Dataset entries

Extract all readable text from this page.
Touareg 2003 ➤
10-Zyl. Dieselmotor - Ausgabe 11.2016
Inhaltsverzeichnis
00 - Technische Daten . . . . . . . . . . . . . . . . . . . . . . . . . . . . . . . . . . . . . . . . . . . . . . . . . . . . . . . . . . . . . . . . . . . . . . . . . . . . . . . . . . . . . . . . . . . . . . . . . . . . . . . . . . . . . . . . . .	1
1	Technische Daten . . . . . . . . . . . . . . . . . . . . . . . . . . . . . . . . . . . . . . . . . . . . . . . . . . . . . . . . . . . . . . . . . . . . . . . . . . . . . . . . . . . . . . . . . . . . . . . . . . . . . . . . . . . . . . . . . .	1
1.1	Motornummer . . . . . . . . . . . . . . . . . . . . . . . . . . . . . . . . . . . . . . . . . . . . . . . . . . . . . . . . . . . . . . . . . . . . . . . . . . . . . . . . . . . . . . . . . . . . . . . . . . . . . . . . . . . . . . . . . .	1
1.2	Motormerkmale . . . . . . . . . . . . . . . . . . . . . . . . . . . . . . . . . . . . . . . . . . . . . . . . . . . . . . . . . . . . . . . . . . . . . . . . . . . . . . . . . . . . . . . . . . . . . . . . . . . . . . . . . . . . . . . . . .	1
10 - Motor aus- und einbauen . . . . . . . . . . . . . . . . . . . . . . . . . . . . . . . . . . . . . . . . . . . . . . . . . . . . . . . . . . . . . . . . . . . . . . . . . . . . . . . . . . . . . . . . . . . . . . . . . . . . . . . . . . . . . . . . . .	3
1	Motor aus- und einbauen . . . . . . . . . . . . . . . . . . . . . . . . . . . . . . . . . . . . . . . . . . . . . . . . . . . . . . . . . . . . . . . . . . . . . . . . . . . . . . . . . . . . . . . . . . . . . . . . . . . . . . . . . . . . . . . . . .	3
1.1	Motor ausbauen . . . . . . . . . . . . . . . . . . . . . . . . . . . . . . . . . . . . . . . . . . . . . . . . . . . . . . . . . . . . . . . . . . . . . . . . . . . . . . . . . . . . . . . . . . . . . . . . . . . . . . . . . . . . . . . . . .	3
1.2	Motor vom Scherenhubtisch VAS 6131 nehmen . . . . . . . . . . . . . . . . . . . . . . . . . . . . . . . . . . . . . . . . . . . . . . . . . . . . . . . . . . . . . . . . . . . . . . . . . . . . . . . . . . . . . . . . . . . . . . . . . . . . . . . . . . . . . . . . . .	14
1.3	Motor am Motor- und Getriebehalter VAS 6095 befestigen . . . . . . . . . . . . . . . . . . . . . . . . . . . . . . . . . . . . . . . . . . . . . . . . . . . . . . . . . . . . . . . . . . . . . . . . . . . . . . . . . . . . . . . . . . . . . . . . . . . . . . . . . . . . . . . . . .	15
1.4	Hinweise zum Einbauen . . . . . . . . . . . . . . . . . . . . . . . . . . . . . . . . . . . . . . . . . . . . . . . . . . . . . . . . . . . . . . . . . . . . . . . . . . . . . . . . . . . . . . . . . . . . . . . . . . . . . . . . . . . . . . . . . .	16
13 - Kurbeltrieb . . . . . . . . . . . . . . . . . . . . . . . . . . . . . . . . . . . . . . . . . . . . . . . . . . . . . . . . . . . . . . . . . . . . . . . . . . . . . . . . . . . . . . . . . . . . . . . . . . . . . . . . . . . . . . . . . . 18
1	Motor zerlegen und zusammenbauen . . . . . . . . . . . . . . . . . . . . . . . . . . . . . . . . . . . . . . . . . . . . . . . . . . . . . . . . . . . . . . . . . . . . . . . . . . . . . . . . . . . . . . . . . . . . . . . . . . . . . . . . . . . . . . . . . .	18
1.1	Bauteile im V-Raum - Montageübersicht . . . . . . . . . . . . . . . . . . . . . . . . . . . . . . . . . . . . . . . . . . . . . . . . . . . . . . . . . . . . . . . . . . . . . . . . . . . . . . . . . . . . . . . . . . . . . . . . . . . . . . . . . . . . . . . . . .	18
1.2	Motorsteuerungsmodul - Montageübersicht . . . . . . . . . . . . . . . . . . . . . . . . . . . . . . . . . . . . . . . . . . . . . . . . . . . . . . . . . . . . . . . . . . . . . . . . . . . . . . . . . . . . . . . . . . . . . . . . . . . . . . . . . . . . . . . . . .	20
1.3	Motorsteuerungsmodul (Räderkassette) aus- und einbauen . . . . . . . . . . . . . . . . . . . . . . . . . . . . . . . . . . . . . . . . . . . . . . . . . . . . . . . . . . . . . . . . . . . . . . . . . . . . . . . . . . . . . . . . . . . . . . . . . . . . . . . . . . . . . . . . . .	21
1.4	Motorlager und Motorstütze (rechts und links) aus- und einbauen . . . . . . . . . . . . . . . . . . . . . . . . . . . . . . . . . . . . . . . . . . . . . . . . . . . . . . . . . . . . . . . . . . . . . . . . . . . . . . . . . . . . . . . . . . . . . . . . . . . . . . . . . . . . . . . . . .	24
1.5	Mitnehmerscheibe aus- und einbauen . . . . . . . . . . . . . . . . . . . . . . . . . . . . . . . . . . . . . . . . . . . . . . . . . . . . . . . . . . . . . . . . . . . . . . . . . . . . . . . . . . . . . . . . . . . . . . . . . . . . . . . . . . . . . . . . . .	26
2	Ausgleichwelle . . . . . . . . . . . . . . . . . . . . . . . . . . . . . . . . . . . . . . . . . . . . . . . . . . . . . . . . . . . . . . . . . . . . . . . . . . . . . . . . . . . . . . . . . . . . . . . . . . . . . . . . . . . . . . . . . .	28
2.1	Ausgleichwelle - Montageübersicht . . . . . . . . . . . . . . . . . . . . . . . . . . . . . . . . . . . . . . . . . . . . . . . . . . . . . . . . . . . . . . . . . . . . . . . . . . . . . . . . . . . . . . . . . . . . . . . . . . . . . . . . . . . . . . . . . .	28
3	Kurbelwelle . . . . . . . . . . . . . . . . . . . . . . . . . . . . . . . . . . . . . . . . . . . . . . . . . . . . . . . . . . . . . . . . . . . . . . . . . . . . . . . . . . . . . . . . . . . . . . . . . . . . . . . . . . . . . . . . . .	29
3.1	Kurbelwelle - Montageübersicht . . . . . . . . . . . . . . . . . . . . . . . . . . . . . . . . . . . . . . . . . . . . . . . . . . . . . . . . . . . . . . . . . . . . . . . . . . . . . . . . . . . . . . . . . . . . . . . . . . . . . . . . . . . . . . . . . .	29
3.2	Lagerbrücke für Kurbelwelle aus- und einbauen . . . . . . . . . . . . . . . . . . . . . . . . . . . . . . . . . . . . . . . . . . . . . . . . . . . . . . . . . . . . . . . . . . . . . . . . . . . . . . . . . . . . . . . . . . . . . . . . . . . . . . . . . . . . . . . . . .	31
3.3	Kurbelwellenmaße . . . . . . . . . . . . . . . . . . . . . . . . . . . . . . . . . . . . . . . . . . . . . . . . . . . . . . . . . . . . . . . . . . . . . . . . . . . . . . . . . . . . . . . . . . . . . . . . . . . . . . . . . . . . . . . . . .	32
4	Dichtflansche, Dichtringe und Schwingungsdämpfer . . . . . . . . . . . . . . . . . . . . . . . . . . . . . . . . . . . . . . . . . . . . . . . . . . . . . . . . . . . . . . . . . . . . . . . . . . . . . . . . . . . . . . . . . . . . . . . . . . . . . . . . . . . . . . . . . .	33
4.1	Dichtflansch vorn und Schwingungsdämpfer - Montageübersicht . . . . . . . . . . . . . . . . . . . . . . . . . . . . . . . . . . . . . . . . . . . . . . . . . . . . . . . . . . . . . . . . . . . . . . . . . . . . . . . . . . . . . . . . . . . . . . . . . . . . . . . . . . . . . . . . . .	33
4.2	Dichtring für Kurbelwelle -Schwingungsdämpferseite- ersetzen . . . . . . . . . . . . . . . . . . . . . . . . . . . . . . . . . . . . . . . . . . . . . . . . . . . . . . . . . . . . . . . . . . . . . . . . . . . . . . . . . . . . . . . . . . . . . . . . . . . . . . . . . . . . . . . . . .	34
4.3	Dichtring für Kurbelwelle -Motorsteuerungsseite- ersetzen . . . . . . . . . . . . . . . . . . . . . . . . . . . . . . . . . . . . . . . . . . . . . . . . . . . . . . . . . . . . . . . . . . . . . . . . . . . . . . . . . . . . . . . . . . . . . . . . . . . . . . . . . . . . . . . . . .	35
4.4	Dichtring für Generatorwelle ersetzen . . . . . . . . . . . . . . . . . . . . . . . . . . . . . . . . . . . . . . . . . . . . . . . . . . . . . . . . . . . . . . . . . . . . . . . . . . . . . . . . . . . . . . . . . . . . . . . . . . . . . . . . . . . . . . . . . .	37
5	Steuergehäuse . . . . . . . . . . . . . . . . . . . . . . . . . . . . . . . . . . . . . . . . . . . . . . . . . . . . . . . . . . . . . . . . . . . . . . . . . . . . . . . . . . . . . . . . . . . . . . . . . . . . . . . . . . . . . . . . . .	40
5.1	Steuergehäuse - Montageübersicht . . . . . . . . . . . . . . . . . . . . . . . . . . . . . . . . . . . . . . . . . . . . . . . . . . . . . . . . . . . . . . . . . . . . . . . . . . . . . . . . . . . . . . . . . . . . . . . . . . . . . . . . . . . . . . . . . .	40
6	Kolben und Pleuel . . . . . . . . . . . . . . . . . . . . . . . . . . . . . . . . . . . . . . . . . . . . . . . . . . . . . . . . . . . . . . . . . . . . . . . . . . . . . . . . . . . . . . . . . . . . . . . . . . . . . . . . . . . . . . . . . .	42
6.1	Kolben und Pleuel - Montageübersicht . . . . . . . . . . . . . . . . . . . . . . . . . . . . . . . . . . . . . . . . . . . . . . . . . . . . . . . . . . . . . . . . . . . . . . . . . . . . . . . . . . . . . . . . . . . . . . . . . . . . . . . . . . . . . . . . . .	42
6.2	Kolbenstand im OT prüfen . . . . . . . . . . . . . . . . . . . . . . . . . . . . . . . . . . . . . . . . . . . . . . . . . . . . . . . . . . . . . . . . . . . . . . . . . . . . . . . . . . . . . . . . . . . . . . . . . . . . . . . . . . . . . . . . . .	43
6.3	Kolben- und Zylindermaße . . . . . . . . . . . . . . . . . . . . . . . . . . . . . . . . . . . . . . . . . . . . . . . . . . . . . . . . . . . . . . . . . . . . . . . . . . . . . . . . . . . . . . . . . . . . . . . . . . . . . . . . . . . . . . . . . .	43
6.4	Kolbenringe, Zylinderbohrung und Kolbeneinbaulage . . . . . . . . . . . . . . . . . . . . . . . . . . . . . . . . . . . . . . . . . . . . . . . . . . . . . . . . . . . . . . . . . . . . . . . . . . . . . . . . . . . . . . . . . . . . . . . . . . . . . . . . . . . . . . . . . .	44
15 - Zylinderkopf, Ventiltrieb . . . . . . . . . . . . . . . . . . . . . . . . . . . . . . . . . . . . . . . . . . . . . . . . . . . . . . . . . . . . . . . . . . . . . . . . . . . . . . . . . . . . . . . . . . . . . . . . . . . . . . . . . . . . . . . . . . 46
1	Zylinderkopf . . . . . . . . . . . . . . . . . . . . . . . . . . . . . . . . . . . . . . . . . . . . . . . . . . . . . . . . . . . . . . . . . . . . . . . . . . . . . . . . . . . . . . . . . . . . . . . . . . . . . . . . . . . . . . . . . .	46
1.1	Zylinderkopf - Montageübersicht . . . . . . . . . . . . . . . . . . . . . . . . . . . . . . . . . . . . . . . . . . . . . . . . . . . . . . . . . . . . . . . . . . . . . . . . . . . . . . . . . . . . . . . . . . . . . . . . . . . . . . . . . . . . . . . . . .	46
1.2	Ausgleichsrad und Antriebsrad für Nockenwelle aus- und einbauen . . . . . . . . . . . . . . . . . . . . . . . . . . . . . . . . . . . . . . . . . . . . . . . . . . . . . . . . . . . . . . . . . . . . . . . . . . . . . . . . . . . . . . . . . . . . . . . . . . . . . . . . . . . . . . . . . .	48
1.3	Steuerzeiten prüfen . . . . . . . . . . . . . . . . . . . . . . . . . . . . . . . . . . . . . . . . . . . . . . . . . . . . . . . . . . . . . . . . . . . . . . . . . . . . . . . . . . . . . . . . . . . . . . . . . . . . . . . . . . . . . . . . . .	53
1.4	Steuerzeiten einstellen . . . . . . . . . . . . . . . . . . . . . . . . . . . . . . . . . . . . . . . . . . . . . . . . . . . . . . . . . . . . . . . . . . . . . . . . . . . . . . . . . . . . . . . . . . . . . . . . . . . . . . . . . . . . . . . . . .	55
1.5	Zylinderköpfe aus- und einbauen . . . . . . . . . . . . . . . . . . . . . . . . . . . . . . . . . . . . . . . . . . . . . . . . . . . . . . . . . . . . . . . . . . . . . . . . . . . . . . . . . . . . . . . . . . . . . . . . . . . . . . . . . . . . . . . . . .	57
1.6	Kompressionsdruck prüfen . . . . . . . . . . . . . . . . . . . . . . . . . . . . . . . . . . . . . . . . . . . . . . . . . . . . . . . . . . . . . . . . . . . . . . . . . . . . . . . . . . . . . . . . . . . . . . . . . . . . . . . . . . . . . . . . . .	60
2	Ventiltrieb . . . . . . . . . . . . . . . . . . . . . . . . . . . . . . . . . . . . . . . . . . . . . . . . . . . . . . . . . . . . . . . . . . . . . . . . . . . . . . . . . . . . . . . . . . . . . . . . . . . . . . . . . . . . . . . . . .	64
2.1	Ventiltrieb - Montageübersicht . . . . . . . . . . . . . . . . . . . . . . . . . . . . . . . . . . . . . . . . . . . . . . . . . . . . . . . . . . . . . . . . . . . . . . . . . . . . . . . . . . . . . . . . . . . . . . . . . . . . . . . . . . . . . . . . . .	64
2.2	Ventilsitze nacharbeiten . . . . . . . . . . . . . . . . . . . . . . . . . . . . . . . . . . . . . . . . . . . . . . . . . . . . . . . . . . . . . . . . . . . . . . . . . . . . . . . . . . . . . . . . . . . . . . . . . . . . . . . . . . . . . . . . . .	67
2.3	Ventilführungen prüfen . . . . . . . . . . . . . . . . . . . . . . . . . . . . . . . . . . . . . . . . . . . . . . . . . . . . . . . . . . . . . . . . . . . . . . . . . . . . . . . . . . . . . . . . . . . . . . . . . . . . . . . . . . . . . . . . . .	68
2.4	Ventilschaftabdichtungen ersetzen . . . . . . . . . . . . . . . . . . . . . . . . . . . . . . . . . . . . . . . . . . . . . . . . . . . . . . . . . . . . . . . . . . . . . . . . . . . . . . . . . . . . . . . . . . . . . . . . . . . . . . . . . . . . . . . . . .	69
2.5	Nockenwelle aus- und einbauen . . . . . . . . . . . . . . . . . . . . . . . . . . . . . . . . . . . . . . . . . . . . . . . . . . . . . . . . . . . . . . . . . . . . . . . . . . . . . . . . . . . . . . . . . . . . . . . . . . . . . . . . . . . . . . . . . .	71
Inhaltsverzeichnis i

* [Directions for this task]: Which lines hold the word "Ausgleichwelle"? Copy every one of them.

* [Response to the exercise]:
2	Ausgleichwelle . . . . . . . . . . . . . . . . . . . . . . . . . . . . . . . . . . . . . . . . . . . . . . . . . . . . . . . . . . . . . . . . . . . . . . . . . . . . . . . . . . . . . . . . . . . . . . . . . . . . . . . . . . . . . . . . . .	28
2.1	Ausgleichwelle - Montageübersicht . . . . . . . . . . . . . . . . . . . . . . . . . . . . . . . . . . . . . . . . . . . . . . . . . . . . . . . . . . . . . . . . . . . . . . . . . . . . . . . . . . . . . . . . . . . . . . . . . . . . . . . . . . . . . . . . . .	28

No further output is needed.